=== THE TASK ===
Restate the whole of the material. Keep every word, and drop the pictures.

=== TASK MATERIAL ===
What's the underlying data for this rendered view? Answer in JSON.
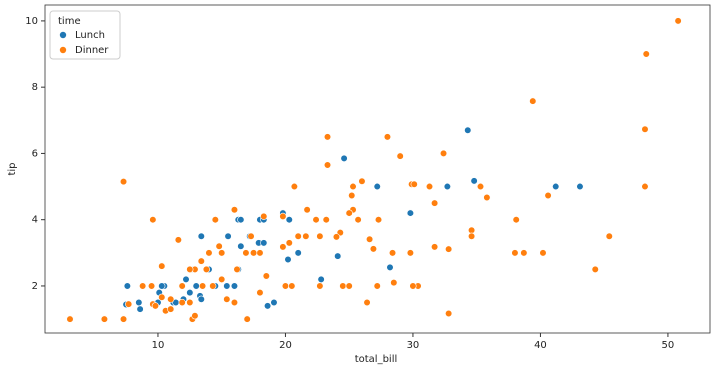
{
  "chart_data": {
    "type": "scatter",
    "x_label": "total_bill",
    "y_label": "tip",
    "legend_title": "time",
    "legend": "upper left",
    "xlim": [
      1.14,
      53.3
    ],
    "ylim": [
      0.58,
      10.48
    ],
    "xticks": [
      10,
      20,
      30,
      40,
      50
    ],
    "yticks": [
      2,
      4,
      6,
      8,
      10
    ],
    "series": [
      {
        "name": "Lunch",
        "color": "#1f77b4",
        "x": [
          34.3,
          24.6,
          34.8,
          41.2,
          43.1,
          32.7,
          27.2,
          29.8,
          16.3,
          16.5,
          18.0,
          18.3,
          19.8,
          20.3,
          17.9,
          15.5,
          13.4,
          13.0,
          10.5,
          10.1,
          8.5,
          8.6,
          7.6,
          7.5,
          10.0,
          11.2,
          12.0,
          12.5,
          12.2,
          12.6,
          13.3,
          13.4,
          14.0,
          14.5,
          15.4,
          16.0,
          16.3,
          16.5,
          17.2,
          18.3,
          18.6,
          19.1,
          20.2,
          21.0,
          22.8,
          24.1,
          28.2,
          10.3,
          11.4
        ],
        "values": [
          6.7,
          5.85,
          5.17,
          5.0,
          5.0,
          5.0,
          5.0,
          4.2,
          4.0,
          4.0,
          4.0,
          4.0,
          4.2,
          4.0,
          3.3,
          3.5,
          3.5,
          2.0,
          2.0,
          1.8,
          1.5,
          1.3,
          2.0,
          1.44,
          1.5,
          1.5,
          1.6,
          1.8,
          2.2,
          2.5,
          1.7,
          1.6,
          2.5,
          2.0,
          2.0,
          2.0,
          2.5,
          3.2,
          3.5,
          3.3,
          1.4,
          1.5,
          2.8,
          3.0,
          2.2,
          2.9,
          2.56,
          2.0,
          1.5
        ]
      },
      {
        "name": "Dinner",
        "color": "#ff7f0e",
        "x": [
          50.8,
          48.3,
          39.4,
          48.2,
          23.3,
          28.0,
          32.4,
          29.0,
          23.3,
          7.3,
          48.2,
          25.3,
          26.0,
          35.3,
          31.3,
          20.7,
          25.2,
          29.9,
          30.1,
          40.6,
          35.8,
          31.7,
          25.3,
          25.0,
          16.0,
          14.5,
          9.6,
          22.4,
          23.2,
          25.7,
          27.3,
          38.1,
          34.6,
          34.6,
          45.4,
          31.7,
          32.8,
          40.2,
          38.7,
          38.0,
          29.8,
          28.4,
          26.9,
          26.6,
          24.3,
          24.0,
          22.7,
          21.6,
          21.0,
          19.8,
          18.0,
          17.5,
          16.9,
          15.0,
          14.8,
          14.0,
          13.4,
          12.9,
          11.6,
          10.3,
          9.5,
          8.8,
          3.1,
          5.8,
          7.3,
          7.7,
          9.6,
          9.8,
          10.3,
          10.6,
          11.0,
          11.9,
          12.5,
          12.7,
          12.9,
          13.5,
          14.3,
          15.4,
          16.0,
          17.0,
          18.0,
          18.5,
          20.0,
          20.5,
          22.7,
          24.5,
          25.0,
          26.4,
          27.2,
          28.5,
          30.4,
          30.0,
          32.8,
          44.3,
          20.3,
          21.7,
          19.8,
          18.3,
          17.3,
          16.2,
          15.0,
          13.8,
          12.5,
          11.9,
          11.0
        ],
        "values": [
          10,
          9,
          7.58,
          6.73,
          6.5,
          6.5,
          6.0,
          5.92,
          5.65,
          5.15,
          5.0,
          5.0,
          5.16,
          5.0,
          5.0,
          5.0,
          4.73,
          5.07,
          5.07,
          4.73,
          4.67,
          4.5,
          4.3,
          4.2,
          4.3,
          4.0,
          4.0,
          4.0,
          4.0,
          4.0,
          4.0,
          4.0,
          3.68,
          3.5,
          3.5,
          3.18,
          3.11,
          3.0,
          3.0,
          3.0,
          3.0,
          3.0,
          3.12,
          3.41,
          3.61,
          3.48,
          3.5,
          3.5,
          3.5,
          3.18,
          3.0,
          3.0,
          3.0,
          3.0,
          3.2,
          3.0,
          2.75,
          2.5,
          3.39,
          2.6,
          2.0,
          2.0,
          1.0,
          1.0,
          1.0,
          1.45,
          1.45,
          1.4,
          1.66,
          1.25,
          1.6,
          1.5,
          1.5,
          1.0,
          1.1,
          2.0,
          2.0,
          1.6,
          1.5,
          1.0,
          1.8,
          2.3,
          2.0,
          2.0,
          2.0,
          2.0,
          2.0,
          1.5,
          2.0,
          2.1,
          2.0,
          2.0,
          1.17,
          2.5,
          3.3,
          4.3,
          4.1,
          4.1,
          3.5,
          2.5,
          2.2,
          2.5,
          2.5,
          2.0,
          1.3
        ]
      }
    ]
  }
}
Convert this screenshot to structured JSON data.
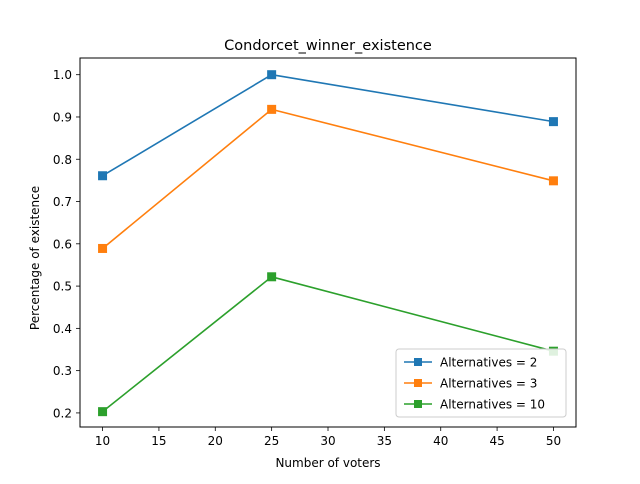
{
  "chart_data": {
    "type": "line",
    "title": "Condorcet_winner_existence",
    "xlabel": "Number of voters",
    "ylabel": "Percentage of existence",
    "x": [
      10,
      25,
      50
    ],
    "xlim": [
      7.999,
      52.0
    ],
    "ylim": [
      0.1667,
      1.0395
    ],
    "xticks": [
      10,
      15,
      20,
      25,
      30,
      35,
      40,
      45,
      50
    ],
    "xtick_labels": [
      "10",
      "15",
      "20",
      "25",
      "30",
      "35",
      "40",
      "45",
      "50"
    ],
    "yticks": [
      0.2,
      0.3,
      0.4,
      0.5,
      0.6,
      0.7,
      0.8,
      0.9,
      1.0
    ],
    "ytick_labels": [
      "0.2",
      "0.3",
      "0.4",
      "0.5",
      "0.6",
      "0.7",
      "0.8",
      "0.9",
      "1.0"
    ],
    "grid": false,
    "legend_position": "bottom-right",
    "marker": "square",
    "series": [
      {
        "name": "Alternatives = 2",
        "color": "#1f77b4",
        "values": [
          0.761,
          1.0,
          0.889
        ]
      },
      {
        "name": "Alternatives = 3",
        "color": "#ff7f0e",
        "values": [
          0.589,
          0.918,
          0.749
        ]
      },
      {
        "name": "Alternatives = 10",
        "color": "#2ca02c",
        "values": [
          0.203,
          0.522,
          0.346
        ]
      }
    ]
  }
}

=== RESULT OF THIS EXERCISE ===
What's the underlying data for this rendered view? Answer in JSON.
{
  "chart_data": {
    "type": "scatter",
    "x_label": "total_bill",
    "y_label": "tip",
    "legend_title": "time",
    "legend": "upper left",
    "xlim": [
      1.14,
      53.3
    ],
    "ylim": [
      0.58,
      10.48
    ],
    "xticks": [
      10,
      20,
      30,
      40,
      50
    ],
    "yticks": [
      2,
      4,
      6,
      8,
      10
    ],
    "series": [
      {
        "name": "Lunch",
        "color": "#1f77b4",
        "x": [
          34.3,
          24.6,
          34.8,
          41.2,
          43.1,
          32.7,
          27.2,
          29.8,
          16.3,
          16.5,
          18.0,
          18.3,
          19.8,
          20.3,
          17.9,
          15.5,
          13.4,
          13.0,
          10.5,
          10.1,
          8.5,
          8.6,
          7.6,
          7.5,
          10.0,
          11.2,
          12.0,
          12.5,
          12.2,
          12.6,
          13.3,
          13.4,
          14.0,
          14.5,
          15.4,
          16.0,
          16.3,
          16.5,
          17.2,
          18.3,
          18.6,
          19.1,
          20.2,
          21.0,
          22.8,
          24.1,
          28.2,
          10.3,
          11.4
        ],
        "values": [
          6.7,
          5.85,
          5.17,
          5.0,
          5.0,
          5.0,
          5.0,
          4.2,
          4.0,
          4.0,
          4.0,
          4.0,
          4.2,
          4.0,
          3.3,
          3.5,
          3.5,
          2.0,
          2.0,
          1.8,
          1.5,
          1.3,
          2.0,
          1.44,
          1.5,
          1.5,
          1.6,
          1.8,
          2.2,
          2.5,
          1.7,
          1.6,
          2.5,
          2.0,
          2.0,
          2.0,
          2.5,
          3.2,
          3.5,
          3.3,
          1.4,
          1.5,
          2.8,
          3.0,
          2.2,
          2.9,
          2.56,
          2.0,
          1.5
        ]
      },
      {
        "name": "Dinner",
        "color": "#ff7f0e",
        "x": [
          50.8,
          48.3,
          39.4,
          48.2,
          23.3,
          28.0,
          32.4,
          29.0,
          23.3,
          7.3,
          48.2,
          25.3,
          26.0,
          35.3,
          31.3,
          20.7,
          25.2,
          29.9,
          30.1,
          40.6,
          35.8,
          31.7,
          25.3,
          25.0,
          16.0,
          14.5,
          9.6,
          22.4,
          23.2,
          25.7,
          27.3,
          38.1,
          34.6,
          34.6,
          45.4,
          31.7,
          32.8,
          40.2,
          38.7,
          38.0,
          29.8,
          28.4,
          26.9,
          26.6,
          24.3,
          24.0,
          22.7,
          21.6,
          21.0,
          19.8,
          18.0,
          17.5,
          16.9,
          15.0,
          14.8,
          14.0,
          13.4,
          12.9,
          11.6,
          10.3,
          9.5,
          8.8,
          3.1,
          5.8,
          7.3,
          7.7,
          9.6,
          9.8,
          10.3,
          10.6,
          11.0,
          11.9,
          12.5,
          12.7,
          12.9,
          13.5,
          14.3,
          15.4,
          16.0,
          17.0,
          18.0,
          18.5,
          20.0,
          20.5,
          22.7,
          24.5,
          25.0,
          26.4,
          27.2,
          28.5,
          30.4,
          30.0,
          32.8,
          44.3,
          20.3,
          21.7,
          19.8,
          18.3,
          17.3,
          16.2,
          15.0,
          13.8,
          12.5,
          11.9,
          11.0
        ],
        "values": [
          10,
          9,
          7.58,
          6.73,
          6.5,
          6.5,
          6.0,
          5.92,
          5.65,
          5.15,
          5.0,
          5.0,
          5.16,
          5.0,
          5.0,
          5.0,
          4.73,
          5.07,
          5.07,
          4.73,
          4.67,
          4.5,
          4.3,
          4.2,
          4.3,
          4.0,
          4.0,
          4.0,
          4.0,
          4.0,
          4.0,
          4.0,
          3.68,
          3.5,
          3.5,
          3.18,
          3.11,
          3.0,
          3.0,
          3.0,
          3.0,
          3.0,
          3.12,
          3.41,
          3.61,
          3.48,
          3.5,
          3.5,
          3.5,
          3.18,
          3.0,
          3.0,
          3.0,
          3.0,
          3.2,
          3.0,
          2.75,
          2.5,
          3.39,
          2.6,
          2.0,
          2.0,
          1.0,
          1.0,
          1.0,
          1.45,
          1.45,
          1.4,
          1.66,
          1.25,
          1.6,
          1.5,
          1.5,
          1.0,
          1.1,
          2.0,
          2.0,
          1.6,
          1.5,
          1.0,
          1.8,
          2.3,
          2.0,
          2.0,
          2.0,
          2.0,
          2.0,
          1.5,
          2.0,
          2.1,
          2.0,
          2.0,
          1.17,
          2.5,
          3.3,
          4.3,
          4.1,
          4.1,
          3.5,
          2.5,
          2.2,
          2.5,
          2.5,
          2.0,
          1.3
        ]
      }
    ]
  }
}
Convert this screenshot to structured JSON data.
{
  "chart_data": {
    "type": "line",
    "title": "Condorcet_winner_existence",
    "xlabel": "Number of voters",
    "ylabel": "Percentage of existence",
    "x": [
      10,
      25,
      50
    ],
    "xlim": [
      7.999,
      52.0
    ],
    "ylim": [
      0.1667,
      1.0395
    ],
    "xticks": [
      10,
      15,
      20,
      25,
      30,
      35,
      40,
      45,
      50
    ],
    "xtick_labels": [
      "10",
      "15",
      "20",
      "25",
      "30",
      "35",
      "40",
      "45",
      "50"
    ],
    "yticks": [
      0.2,
      0.3,
      0.4,
      0.5,
      0.6,
      0.7,
      0.8,
      0.9,
      1.0
    ],
    "ytick_labels": [
      "0.2",
      "0.3",
      "0.4",
      "0.5",
      "0.6",
      "0.7",
      "0.8",
      "0.9",
      "1.0"
    ],
    "grid": false,
    "legend_position": "bottom-right",
    "marker": "square",
    "series": [
      {
        "name": "Alternatives = 2",
        "color": "#1f77b4",
        "values": [
          0.761,
          1.0,
          0.889
        ]
      },
      {
        "name": "Alternatives = 3",
        "color": "#ff7f0e",
        "values": [
          0.589,
          0.918,
          0.749
        ]
      },
      {
        "name": "Alternatives = 10",
        "color": "#2ca02c",
        "values": [
          0.203,
          0.522,
          0.346
        ]
      }
    ]
  }
}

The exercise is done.